Given instruction | Below are some records. Count the lines with "Николая" in them and give nothing but the total.

[Records from a data source]
▶

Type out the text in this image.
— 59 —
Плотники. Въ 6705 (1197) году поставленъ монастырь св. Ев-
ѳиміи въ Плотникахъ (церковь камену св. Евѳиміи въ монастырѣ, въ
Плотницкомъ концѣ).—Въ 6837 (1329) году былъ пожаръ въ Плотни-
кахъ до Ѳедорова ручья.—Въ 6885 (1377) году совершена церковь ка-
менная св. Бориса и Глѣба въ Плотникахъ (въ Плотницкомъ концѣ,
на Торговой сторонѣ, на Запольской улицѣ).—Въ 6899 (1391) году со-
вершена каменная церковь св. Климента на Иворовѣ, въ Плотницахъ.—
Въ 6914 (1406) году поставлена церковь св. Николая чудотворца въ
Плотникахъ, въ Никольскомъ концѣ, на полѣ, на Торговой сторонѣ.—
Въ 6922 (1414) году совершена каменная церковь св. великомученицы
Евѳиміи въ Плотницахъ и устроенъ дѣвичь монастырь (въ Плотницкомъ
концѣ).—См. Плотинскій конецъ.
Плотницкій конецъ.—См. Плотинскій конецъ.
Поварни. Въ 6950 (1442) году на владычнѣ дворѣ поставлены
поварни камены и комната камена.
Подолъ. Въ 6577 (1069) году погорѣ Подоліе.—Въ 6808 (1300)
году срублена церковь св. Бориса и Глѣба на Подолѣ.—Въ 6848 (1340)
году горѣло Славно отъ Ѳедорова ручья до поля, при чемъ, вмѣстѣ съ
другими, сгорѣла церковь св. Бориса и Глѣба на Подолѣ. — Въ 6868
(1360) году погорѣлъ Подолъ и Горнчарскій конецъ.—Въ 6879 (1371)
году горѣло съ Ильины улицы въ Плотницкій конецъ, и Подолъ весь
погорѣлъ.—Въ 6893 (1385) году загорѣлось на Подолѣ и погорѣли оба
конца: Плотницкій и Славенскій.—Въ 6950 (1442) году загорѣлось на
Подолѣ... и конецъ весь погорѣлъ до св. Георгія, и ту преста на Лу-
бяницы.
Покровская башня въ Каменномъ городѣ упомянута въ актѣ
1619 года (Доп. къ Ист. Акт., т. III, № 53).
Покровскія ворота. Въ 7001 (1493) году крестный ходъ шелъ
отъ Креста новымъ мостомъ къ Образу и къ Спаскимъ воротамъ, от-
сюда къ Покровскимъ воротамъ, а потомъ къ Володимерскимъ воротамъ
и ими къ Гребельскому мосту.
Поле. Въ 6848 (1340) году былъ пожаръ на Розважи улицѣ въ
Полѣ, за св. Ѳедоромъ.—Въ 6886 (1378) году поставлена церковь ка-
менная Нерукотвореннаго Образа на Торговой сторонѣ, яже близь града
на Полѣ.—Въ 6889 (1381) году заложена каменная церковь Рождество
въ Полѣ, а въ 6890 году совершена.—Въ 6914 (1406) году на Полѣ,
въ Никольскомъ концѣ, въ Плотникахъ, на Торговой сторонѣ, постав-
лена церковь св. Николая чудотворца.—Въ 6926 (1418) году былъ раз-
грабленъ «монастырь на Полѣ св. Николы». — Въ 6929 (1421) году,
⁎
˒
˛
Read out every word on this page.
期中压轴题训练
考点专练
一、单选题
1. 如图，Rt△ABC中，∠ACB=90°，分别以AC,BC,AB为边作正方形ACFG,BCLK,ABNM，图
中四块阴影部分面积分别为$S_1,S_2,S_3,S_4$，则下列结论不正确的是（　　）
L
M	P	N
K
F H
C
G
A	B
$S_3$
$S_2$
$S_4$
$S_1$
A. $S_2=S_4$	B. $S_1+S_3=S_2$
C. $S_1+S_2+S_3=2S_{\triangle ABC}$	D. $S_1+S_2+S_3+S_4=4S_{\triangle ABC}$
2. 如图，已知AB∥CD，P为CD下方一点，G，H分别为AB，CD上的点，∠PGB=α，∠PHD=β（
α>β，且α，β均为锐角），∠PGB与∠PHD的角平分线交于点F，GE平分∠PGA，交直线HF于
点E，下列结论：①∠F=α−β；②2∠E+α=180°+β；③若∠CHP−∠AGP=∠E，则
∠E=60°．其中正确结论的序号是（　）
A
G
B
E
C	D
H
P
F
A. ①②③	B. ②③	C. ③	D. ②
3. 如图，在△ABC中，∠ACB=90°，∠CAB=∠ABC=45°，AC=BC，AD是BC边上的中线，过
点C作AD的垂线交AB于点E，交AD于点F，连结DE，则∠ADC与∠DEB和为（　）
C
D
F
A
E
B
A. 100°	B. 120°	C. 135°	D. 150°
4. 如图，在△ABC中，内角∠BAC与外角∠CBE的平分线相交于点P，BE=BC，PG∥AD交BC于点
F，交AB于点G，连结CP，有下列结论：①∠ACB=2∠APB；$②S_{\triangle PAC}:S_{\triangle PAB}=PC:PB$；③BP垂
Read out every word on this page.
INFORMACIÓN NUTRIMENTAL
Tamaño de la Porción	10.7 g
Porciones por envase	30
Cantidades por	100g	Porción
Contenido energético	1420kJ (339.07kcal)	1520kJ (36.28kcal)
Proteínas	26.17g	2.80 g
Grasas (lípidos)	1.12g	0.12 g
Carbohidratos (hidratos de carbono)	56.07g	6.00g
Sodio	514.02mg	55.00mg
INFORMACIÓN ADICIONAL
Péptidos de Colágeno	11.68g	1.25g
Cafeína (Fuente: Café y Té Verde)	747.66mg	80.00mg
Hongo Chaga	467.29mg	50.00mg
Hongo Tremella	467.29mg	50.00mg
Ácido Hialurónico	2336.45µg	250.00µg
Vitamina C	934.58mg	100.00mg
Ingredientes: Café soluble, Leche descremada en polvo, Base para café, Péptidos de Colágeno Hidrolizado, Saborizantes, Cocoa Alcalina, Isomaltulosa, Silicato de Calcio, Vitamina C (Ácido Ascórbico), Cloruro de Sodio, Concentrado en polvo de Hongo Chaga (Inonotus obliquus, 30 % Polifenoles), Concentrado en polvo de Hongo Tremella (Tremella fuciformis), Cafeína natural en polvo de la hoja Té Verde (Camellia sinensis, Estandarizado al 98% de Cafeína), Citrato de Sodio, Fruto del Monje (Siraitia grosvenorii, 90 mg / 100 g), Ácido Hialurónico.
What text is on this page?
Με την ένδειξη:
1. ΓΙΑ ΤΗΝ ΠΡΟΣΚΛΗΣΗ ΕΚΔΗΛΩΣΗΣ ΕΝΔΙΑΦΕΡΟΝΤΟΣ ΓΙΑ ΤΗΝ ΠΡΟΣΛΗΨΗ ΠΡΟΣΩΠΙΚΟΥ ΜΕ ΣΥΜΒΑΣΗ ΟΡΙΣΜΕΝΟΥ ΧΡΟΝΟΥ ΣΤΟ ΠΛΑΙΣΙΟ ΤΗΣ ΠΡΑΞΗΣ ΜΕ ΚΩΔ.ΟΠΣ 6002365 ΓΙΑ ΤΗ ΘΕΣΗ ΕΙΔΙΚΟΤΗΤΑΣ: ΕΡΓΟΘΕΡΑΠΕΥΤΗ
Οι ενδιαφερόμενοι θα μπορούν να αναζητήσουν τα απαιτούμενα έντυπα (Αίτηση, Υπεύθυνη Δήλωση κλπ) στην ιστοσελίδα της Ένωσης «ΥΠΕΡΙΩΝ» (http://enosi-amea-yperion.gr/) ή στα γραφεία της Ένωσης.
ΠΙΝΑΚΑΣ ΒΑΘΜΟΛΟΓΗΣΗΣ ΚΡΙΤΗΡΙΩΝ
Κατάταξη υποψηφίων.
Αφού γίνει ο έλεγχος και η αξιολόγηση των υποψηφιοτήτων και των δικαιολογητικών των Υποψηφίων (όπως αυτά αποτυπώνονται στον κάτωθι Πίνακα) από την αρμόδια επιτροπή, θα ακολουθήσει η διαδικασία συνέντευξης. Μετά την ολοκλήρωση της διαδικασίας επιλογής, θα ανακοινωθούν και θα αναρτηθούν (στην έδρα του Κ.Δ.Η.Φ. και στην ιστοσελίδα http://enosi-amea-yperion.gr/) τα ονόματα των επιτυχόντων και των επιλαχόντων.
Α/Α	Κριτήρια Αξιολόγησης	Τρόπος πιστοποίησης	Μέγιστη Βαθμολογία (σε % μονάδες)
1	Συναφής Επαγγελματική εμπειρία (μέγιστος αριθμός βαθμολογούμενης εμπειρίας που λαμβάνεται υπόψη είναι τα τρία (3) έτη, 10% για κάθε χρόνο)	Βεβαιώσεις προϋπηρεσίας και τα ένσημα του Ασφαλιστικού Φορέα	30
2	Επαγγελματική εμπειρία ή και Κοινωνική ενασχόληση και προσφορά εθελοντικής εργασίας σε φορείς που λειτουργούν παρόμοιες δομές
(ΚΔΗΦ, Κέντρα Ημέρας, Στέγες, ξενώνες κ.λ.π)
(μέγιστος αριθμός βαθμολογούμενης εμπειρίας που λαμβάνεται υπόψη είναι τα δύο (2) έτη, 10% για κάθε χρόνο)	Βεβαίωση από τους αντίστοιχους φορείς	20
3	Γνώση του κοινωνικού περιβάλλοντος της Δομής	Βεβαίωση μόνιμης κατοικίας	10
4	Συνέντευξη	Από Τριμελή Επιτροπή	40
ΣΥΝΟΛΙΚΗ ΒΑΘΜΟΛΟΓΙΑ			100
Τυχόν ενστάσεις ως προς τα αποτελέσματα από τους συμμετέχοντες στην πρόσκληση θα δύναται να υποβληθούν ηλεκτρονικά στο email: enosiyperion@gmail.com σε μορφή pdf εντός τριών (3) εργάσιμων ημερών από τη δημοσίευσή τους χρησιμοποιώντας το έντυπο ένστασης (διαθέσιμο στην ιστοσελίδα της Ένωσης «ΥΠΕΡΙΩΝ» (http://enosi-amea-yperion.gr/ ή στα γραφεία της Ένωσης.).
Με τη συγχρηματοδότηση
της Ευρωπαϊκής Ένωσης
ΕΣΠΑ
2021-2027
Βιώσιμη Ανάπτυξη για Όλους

◀

Result below | 2